>>>
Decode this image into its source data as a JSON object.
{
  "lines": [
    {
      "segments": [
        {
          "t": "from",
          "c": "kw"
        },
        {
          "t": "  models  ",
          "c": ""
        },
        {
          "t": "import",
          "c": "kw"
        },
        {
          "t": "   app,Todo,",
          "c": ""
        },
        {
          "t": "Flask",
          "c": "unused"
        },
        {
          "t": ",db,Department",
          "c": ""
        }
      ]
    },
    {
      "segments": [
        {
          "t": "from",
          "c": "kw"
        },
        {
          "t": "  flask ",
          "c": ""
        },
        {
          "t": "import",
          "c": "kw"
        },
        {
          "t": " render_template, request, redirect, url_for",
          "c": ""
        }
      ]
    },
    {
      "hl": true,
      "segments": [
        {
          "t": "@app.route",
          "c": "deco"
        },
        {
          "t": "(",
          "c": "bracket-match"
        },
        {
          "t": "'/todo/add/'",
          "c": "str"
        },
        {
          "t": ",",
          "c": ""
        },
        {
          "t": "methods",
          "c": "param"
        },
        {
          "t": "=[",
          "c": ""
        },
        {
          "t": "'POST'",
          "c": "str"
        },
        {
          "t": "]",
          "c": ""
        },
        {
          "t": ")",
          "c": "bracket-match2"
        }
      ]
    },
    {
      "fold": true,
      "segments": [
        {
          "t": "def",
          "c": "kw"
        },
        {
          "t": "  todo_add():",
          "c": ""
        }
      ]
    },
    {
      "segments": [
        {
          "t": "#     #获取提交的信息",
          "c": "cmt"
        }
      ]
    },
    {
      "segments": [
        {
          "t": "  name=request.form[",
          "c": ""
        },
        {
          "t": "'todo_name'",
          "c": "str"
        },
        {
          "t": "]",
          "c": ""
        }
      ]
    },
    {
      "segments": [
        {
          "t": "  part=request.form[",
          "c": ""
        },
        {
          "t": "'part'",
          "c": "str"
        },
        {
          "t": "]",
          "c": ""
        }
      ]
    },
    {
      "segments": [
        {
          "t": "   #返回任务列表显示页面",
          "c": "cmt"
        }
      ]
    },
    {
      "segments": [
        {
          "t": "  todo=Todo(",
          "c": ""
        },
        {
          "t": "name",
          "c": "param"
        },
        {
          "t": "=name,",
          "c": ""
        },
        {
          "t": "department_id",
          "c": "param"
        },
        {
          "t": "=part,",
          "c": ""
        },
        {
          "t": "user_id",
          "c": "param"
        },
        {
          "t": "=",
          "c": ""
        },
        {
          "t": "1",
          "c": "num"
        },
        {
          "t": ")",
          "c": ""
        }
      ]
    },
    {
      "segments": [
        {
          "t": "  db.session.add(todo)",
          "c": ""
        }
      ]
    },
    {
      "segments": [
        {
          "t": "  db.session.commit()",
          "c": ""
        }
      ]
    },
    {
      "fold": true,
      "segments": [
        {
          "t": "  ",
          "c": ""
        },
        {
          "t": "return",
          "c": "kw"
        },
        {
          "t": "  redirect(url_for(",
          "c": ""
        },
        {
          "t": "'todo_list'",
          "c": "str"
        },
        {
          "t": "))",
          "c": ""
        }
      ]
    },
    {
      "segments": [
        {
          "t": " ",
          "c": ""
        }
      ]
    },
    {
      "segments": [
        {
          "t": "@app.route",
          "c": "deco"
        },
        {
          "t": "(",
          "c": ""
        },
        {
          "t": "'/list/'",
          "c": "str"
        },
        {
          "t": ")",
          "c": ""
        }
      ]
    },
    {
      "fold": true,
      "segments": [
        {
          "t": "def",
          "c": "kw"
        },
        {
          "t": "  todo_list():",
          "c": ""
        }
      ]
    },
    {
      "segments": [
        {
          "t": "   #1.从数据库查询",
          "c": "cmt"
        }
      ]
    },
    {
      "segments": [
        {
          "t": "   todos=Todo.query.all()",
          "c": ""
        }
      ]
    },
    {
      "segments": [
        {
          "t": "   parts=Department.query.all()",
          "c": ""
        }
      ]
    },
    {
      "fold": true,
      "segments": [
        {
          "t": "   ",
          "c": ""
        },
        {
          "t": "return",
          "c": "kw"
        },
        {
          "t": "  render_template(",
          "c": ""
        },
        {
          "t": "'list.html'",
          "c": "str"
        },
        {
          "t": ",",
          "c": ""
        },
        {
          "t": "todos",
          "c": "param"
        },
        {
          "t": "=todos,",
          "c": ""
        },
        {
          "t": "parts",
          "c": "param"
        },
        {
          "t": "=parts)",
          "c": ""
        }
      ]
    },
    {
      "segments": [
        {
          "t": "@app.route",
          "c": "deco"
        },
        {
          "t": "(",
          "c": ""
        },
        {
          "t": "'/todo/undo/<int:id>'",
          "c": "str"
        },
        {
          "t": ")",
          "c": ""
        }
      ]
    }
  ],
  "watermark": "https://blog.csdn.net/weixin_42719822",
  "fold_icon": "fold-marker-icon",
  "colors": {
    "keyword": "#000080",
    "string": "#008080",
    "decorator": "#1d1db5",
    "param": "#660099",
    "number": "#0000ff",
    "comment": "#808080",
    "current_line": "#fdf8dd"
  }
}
<<<
Restate the data above exactly, keeping each word as it stands.

SOLUTION FOR THIS EXERCISE =
Decode this image into its source data as a JSON object.
{
  "lines": [
    {
      "segments": [
        {
          "t": "from",
          "c": "kw"
        },
        {
          "t": "  models  ",
          "c": ""
        },
        {
          "t": "import",
          "c": "kw"
        },
        {
          "t": "   app,Todo,",
          "c": ""
        },
        {
          "t": "Flask",
          "c": "unused"
        },
        {
          "t": ",db,Department",
          "c": ""
        }
      ]
    },
    {
      "segments": [
        {
          "t": "from",
          "c": "kw"
        },
        {
          "t": "  flask ",
          "c": ""
        },
        {
          "t": "import",
          "c": "kw"
        },
        {
          "t": " render_template, request, redirect, url_for",
          "c": ""
        }
      ]
    },
    {
      "hl": true,
      "segments": [
        {
          "t": "@app.route",
          "c": "deco"
        },
        {
          "t": "(",
          "c": "bracket-match"
        },
        {
          "t": "'/todo/add/'",
          "c": "str"
        },
        {
          "t": ",",
          "c": ""
        },
        {
          "t": "methods",
          "c": "param"
        },
        {
          "t": "=[",
          "c": ""
        },
        {
          "t": "'POST'",
          "c": "str"
        },
        {
          "t": "]",
          "c": ""
        },
        {
          "t": ")",
          "c": "bracket-match2"
        }
      ]
    },
    {
      "fold": true,
      "segments": [
        {
          "t": "def",
          "c": "kw"
        },
        {
          "t": "  todo_add():",
          "c": ""
        }
      ]
    },
    {
      "segments": [
        {
          "t": "#     #获取提交的信息",
          "c": "cmt"
        }
      ]
    },
    {
      "segments": [
        {
          "t": "  name=request.form[",
          "c": ""
        },
        {
          "t": "'todo_name'",
          "c": "str"
        },
        {
          "t": "]",
          "c": ""
        }
      ]
    },
    {
      "segments": [
        {
          "t": "  part=request.form[",
          "c": ""
        },
        {
          "t": "'part'",
          "c": "str"
        },
        {
          "t": "]",
          "c": ""
        }
      ]
    },
    {
      "segments": [
        {
          "t": "   #返回任务列表显示页面",
          "c": "cmt"
        }
      ]
    },
    {
      "segments": [
        {
          "t": "  todo=Todo(",
          "c": ""
        },
        {
          "t": "name",
          "c": "param"
        },
        {
          "t": "=name,",
          "c": ""
        },
        {
          "t": "department_id",
          "c": "param"
        },
        {
          "t": "=part,",
          "c": ""
        },
        {
          "t": "user_id",
          "c": "param"
        },
        {
          "t": "=",
          "c": ""
        },
        {
          "t": "1",
          "c": "num"
        },
        {
          "t": ")",
          "c": ""
        }
      ]
    },
    {
      "segments": [
        {
          "t": "  db.session.add(todo)",
          "c": ""
        }
      ]
    },
    {
      "segments": [
        {
          "t": "  db.session.commit()",
          "c": ""
        }
      ]
    },
    {
      "fold": true,
      "segments": [
        {
          "t": "  ",
          "c": ""
        },
        {
          "t": "return",
          "c": "kw"
        },
        {
          "t": "  redirect(url_for(",
          "c": ""
        },
        {
          "t": "'todo_list'",
          "c": "str"
        },
        {
          "t": "))",
          "c": ""
        }
      ]
    },
    {
      "segments": [
        {
          "t": " ",
          "c": ""
        }
      ]
    },
    {
      "segments": [
        {
          "t": "@app.route",
          "c": "deco"
        },
        {
          "t": "(",
          "c": ""
        },
        {
          "t": "'/list/'",
          "c": "str"
        },
        {
          "t": ")",
          "c": ""
        }
      ]
    },
    {
      "fold": true,
      "segments": [
        {
          "t": "def",
          "c": "kw"
        },
        {
          "t": "  todo_list():",
          "c": ""
        }
      ]
    },
    {
      "segments": [
        {
          "t": "   #1.从数据库查询",
          "c": "cmt"
        }
      ]
    },
    {
      "segments": [
        {
          "t": "   todos=Todo.query.all()",
          "c": ""
        }
      ]
    },
    {
      "segments": [
        {
          "t": "   parts=Department.query.all()",
          "c": ""
        }
      ]
    },
    {
      "fold": true,
      "segments": [
        {
          "t": "   ",
          "c": ""
        },
        {
          "t": "return",
          "c": "kw"
        },
        {
          "t": "  render_template(",
          "c": ""
        },
        {
          "t": "'list.html'",
          "c": "str"
        },
        {
          "t": ",",
          "c": ""
        },
        {
          "t": "todos",
          "c": "param"
        },
        {
          "t": "=todos,",
          "c": ""
        },
        {
          "t": "parts",
          "c": "param"
        },
        {
          "t": "=parts)",
          "c": ""
        }
      ]
    },
    {
      "segments": [
        {
          "t": "@app.route",
          "c": "deco"
        },
        {
          "t": "(",
          "c": ""
        },
        {
          "t": "'/todo/undo/<int:id>'",
          "c": "str"
        },
        {
          "t": ")",
          "c": ""
        }
      ]
    }
  ],
  "watermark": "https://blog.csdn.net/weixin_42719822",
  "fold_icon": "fold-marker-icon",
  "colors": {
    "keyword": "#000080",
    "string": "#008080",
    "decorator": "#1d1db5",
    "param": "#660099",
    "number": "#0000ff",
    "comment": "#808080",
    "current_line": "#fdf8dd"
  }
}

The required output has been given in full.